[GIVEN RECORDS start]
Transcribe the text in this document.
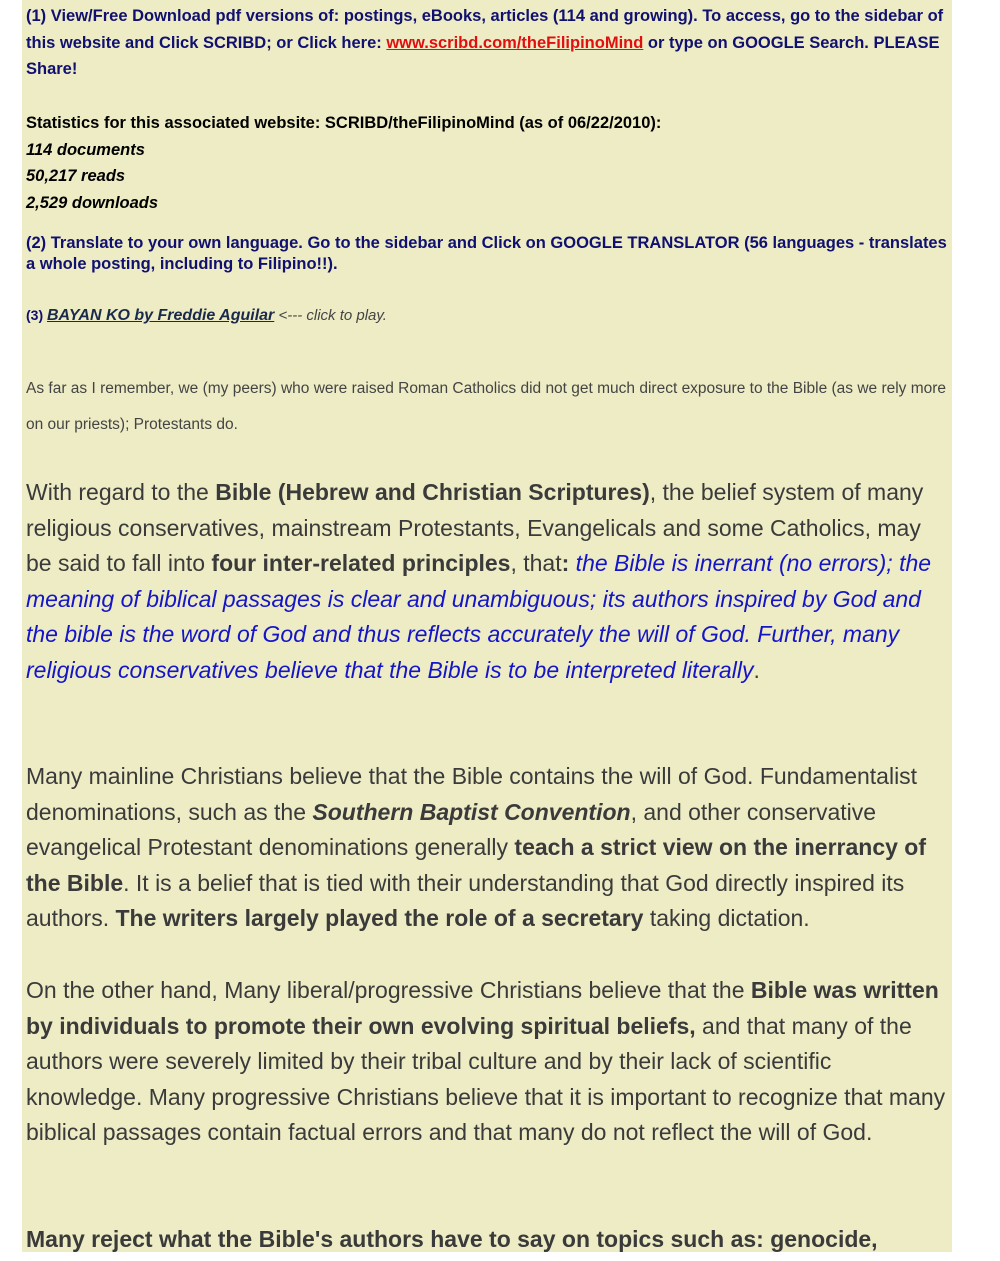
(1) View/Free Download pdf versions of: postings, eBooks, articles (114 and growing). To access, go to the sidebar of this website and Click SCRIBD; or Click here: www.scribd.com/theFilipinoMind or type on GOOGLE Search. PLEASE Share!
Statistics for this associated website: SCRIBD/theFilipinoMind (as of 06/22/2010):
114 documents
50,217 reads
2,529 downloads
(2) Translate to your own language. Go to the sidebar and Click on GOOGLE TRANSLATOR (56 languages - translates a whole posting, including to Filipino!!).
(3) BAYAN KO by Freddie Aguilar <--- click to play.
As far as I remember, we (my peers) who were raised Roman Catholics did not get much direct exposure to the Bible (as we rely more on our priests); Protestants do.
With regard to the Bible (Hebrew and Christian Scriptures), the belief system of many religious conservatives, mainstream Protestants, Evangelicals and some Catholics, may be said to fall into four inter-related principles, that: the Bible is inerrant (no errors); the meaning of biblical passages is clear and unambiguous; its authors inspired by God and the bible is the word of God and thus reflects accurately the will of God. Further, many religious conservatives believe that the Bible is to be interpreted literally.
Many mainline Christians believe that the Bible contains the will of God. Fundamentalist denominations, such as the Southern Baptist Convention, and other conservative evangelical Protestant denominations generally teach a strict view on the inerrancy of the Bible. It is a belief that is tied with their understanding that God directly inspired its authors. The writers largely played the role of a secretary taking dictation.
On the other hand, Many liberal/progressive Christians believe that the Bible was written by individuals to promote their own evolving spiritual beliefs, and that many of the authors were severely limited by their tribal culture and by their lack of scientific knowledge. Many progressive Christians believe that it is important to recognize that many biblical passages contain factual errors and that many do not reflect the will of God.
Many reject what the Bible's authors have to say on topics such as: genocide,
[GIVEN RECORDS end]
[GIVEN RECORDS start]
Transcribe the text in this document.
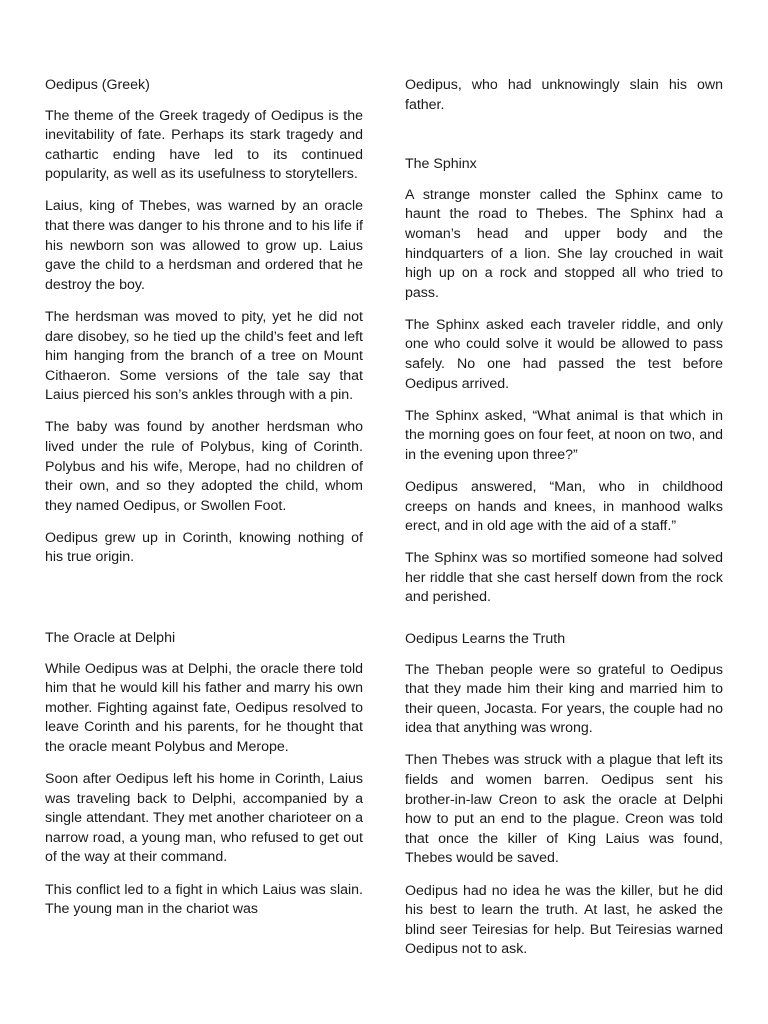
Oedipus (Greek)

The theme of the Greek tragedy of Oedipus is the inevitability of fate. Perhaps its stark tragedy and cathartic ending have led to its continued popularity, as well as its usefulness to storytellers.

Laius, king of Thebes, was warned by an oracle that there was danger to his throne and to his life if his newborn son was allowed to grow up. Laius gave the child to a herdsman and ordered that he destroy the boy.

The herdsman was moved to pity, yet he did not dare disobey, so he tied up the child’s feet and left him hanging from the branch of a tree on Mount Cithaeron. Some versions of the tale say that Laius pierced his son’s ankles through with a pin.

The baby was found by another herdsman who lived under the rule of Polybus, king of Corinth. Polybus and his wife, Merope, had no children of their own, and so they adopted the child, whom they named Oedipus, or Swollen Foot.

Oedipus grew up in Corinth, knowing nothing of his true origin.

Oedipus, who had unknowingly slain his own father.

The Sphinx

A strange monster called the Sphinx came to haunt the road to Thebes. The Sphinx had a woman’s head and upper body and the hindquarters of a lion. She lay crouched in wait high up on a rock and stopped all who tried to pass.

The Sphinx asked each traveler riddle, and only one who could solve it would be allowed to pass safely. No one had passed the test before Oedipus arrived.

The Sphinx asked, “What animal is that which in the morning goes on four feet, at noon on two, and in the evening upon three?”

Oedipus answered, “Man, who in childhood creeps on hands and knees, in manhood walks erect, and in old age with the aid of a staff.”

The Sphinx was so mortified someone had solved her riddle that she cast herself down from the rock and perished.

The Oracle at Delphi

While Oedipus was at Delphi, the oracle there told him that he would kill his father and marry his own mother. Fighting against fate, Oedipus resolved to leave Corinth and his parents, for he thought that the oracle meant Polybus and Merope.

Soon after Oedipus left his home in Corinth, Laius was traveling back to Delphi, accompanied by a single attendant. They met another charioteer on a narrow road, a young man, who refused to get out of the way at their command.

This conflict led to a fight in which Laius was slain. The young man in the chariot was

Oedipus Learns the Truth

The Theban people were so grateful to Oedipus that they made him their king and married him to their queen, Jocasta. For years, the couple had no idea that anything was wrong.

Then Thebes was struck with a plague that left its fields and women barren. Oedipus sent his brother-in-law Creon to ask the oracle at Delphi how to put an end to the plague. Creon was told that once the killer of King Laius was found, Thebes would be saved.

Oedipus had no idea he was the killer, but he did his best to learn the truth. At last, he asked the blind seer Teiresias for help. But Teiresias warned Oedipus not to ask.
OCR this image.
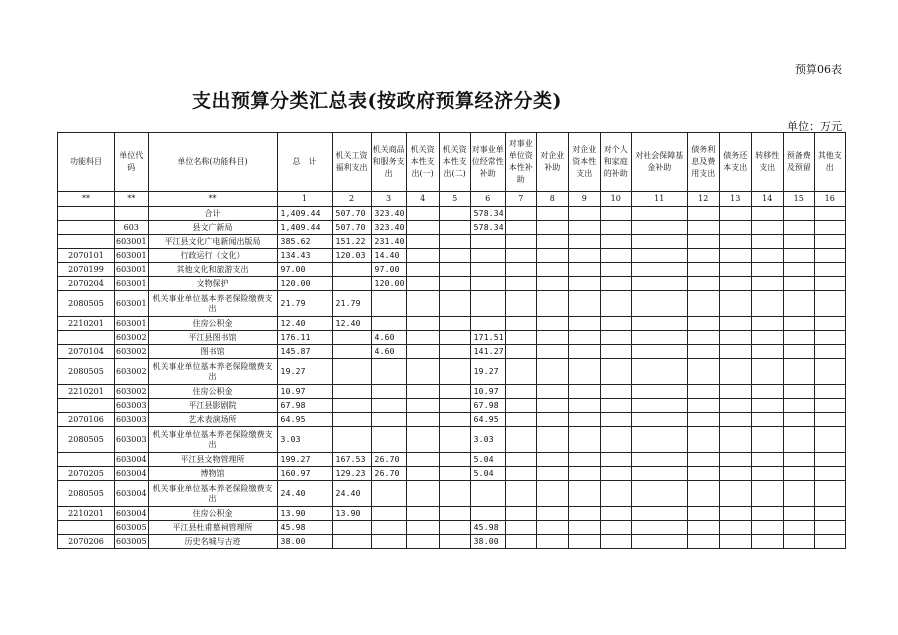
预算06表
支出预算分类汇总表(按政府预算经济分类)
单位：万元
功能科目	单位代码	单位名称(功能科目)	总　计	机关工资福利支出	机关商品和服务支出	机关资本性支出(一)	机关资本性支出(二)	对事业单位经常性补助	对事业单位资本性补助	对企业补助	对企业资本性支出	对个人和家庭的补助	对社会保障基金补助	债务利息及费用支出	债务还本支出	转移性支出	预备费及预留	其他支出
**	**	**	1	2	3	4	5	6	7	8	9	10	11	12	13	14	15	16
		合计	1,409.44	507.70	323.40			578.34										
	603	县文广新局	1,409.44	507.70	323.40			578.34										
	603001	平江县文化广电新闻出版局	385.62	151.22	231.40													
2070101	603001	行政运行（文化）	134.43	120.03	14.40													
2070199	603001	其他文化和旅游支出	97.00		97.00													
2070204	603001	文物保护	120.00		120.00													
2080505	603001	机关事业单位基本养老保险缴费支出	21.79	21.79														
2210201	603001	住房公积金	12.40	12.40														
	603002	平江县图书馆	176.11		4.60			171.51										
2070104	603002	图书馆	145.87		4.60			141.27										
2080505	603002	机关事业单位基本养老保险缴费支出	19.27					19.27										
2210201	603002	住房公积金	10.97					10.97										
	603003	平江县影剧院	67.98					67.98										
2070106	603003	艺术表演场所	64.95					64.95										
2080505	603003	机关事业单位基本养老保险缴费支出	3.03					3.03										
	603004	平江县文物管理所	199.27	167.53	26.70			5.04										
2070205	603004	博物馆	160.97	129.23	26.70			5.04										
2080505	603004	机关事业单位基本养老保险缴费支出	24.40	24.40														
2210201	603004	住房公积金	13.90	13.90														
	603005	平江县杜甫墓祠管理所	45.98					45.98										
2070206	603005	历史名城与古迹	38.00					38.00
[GIVEN RECORDS end]
▶ CHALLENGE
Gather each line in these records that contains the string "which".

▶ FINISHED EXERCISE
The Sphinx asked, “What animal is that which in the morning goes on four feet, at noon on two, and in the evening upon three?”
This conflict led to a fight in which Laius was slain. The young man in the chariot was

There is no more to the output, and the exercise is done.